• REQUIREMENT: Beneath this sentence is a set of records; write each of them out exactly.

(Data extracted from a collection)
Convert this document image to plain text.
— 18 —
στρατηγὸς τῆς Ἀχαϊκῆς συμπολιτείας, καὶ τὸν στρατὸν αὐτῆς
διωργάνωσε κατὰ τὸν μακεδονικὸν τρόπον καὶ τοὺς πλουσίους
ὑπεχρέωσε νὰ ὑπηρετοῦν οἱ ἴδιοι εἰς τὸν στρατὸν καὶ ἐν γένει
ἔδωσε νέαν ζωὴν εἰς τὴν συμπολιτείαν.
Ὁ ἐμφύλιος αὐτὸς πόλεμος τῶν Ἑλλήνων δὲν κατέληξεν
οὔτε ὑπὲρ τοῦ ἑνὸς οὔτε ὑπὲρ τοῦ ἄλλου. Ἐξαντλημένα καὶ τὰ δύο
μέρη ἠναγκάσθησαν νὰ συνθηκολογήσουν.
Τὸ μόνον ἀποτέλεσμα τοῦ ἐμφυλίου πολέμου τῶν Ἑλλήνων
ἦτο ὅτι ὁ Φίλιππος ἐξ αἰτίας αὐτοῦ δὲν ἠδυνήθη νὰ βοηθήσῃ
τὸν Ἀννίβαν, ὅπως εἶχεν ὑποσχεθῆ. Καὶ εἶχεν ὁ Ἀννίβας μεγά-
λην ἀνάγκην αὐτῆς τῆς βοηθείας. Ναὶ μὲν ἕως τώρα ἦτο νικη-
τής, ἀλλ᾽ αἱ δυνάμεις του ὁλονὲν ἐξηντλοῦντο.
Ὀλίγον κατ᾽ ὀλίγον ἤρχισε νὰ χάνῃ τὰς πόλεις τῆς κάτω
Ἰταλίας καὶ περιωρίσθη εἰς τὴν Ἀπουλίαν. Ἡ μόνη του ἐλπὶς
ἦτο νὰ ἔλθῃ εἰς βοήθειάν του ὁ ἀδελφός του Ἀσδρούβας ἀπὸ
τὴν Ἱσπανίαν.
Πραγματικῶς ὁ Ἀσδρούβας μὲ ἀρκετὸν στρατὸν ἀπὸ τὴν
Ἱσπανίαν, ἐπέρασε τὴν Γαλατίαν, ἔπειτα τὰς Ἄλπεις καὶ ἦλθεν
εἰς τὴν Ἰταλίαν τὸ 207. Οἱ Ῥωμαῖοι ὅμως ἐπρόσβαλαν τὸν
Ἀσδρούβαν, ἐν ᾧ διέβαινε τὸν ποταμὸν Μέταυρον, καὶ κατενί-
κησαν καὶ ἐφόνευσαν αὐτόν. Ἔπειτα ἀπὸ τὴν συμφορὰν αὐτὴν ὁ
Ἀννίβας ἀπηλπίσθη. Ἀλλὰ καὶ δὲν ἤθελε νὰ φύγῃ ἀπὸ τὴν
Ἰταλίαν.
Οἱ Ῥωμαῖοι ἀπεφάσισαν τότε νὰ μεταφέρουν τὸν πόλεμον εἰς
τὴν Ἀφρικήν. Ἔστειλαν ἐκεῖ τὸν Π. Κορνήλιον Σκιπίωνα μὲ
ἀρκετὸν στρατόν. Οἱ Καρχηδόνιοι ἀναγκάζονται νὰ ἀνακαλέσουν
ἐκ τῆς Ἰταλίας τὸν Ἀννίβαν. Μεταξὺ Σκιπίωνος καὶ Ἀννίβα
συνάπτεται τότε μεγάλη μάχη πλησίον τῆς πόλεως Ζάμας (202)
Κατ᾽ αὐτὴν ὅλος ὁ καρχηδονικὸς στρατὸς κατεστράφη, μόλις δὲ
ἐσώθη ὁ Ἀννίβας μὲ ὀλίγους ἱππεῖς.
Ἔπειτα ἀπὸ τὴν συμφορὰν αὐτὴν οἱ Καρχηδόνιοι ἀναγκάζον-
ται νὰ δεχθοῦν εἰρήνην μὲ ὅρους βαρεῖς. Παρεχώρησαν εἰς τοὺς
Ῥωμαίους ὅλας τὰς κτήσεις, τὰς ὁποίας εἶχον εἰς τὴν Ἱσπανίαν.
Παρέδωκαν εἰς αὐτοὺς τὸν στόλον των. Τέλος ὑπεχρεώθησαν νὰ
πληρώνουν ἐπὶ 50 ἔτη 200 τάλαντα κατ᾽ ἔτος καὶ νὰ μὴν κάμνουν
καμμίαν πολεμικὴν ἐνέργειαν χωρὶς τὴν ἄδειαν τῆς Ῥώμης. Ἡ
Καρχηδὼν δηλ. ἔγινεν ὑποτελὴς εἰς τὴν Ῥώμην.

• RESPONSE TO THIS EXERCISE:
Convert this document image to plain text.
— 18 —
στρατηγὸς τῆς Ἀχαϊκῆς συμπολιτείας, καὶ τὸν στρατὸν αὐτῆς
διωργάνωσε κατὰ τὸν μακεδονικὸν τρόπον καὶ τοὺς πλουσίους
ὑπεχρέωσε νὰ ὑπηρετοῦν οἱ ἴδιοι εἰς τὸν στρατὸν καὶ ἐν γένει
ἔδωσε νέαν ζωὴν εἰς τὴν συμπολιτείαν.
Ὁ ἐμφύλιος αὐτὸς πόλεμος τῶν Ἑλλήνων δὲν κατέληξεν
οὔτε ὑπὲρ τοῦ ἑνὸς οὔτε ὑπὲρ τοῦ ἄλλου. Ἐξαντλημένα καὶ τὰ δύο
μέρη ἠναγκάσθησαν νὰ συνθηκολογήσουν.
Τὸ μόνον ἀποτέλεσμα τοῦ ἐμφυλίου πολέμου τῶν Ἑλλήνων
ἦτο ὅτι ὁ Φίλιππος ἐξ αἰτίας αὐτοῦ δὲν ἠδυνήθη νὰ βοηθήσῃ
τὸν Ἀννίβαν, ὅπως εἶχεν ὑποσχεθῆ. Καὶ εἶχεν ὁ Ἀννίβας μεγά-
λην ἀνάγκην αὐτῆς τῆς βοηθείας. Ναὶ μὲν ἕως τώρα ἦτο νικη-
τής, ἀλλ᾽ αἱ δυνάμεις του ὁλονὲν ἐξηντλοῦντο.
Ὀλίγον κατ᾽ ὀλίγον ἤρχισε νὰ χάνῃ τὰς πόλεις τῆς κάτω
Ἰταλίας καὶ περιωρίσθη εἰς τὴν Ἀπουλίαν. Ἡ μόνη του ἐλπὶς
ἦτο νὰ ἔλθῃ εἰς βοήθειάν του ὁ ἀδελφός του Ἀσδρούβας ἀπὸ
τὴν Ἱσπανίαν.
Πραγματικῶς ὁ Ἀσδρούβας μὲ ἀρκετὸν στρατὸν ἀπὸ τὴν
Ἱσπανίαν, ἐπέρασε τὴν Γαλατίαν, ἔπειτα τὰς Ἄλπεις καὶ ἦλθεν
εἰς τὴν Ἰταλίαν τὸ 207. Οἱ Ῥωμαῖοι ὅμως ἐπρόσβαλαν τὸν
Ἀσδρούβαν, ἐν ᾧ διέβαινε τὸν ποταμὸν Μέταυρον, καὶ κατενί-
κησαν καὶ ἐφόνευσαν αὐτόν. Ἔπειτα ἀπὸ τὴν συμφορὰν αὐτὴν ὁ
Ἀννίβας ἀπηλπίσθη. Ἀλλὰ καὶ δὲν ἤθελε νὰ φύγῃ ἀπὸ τὴν
Ἰταλίαν.
Οἱ Ῥωμαῖοι ἀπεφάσισαν τότε νὰ μεταφέρουν τὸν πόλεμον εἰς
τὴν Ἀφρικήν. Ἔστειλαν ἐκεῖ τὸν Π. Κορνήλιον Σκιπίωνα μὲ
ἀρκετὸν στρατόν. Οἱ Καρχηδόνιοι ἀναγκάζονται νὰ ἀνακαλέσουν
ἐκ τῆς Ἰταλίας τὸν Ἀννίβαν. Μεταξὺ Σκιπίωνος καὶ Ἀννίβα
συνάπτεται τότε μεγάλη μάχη πλησίον τῆς πόλεως Ζάμας (202)
Κατ᾽ αὐτὴν ὅλος ὁ καρχηδονικὸς στρατὸς κατεστράφη, μόλις δὲ
ἐσώθη ὁ Ἀννίβας μὲ ὀλίγους ἱππεῖς.
Ἔπειτα ἀπὸ τὴν συμφορὰν αὐτὴν οἱ Καρχηδόνιοι ἀναγκάζον-
ται νὰ δεχθοῦν εἰρήνην μὲ ὅρους βαρεῖς. Παρεχώρησαν εἰς τοὺς
Ῥωμαίους ὅλας τὰς κτήσεις, τὰς ὁποίας εἶχον εἰς τὴν Ἱσπανίαν.
Παρέδωκαν εἰς αὐτοὺς τὸν στόλον των. Τέλος ὑπεχρεώθησαν νὰ
πληρώνουν ἐπὶ 50 ἔτη 200 τάλαντα κατ᾽ ἔτος καὶ νὰ μὴν κάμνουν
καμμίαν πολεμικὴν ἐνέργειαν χωρὶς τὴν ἄδειαν τῆς Ῥώμης. Ἡ
Καρχηδὼν δηλ. ἔγινεν ὑποτελὴς εἰς τὴν Ῥώμην.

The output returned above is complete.